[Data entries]
^^^^

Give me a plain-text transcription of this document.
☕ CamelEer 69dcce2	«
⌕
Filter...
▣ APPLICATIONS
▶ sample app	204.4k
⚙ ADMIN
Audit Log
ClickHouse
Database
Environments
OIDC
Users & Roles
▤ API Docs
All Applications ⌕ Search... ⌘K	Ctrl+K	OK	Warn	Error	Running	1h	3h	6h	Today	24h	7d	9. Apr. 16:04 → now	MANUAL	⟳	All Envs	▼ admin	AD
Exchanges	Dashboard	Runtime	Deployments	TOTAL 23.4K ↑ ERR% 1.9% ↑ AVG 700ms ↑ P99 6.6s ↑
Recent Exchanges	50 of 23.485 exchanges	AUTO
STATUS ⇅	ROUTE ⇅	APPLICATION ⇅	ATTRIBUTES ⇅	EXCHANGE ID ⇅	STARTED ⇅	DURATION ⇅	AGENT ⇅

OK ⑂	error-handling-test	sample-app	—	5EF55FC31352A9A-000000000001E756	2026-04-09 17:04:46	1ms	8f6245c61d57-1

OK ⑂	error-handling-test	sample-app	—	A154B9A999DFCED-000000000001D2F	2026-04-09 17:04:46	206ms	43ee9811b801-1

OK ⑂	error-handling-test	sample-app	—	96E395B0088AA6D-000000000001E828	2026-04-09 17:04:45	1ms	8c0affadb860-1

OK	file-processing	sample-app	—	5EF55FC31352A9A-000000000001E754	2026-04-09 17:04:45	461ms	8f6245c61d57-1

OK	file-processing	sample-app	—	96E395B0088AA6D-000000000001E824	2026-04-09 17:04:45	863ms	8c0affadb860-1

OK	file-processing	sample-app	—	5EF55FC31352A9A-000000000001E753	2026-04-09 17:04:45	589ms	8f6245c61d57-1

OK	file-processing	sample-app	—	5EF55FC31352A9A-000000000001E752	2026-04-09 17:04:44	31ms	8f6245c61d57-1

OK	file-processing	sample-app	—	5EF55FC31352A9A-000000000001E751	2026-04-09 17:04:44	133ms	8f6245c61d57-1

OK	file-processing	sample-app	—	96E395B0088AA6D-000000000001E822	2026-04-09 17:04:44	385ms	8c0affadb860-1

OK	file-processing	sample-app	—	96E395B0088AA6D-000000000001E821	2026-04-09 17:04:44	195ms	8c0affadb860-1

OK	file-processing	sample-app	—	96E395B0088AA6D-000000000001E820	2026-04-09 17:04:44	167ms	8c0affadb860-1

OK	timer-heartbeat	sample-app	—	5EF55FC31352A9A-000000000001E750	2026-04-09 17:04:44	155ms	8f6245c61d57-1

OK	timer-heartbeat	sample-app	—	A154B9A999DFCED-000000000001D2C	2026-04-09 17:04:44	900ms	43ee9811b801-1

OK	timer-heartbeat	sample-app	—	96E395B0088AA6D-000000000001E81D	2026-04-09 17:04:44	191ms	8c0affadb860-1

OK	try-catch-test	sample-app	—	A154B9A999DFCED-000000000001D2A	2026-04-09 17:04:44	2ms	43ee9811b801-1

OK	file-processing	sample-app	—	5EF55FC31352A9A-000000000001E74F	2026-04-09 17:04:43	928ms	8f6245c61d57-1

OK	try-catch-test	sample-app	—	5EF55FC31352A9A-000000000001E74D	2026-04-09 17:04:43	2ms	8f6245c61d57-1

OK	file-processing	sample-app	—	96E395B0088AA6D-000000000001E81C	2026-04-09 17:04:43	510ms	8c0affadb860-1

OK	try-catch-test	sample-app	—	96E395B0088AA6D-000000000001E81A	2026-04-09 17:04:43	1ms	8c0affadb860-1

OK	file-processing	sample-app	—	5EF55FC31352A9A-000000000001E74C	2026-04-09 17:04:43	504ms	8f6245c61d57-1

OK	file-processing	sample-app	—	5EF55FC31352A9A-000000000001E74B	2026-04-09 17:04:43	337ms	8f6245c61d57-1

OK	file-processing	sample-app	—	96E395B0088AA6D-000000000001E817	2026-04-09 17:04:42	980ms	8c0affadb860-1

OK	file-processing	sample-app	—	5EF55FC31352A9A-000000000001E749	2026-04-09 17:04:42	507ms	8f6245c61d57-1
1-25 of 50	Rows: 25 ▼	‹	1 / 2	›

^^^^

> _Aim of the task_
Give only the number of lines in the records that include the word "Exchanges".

> _Full solution_
2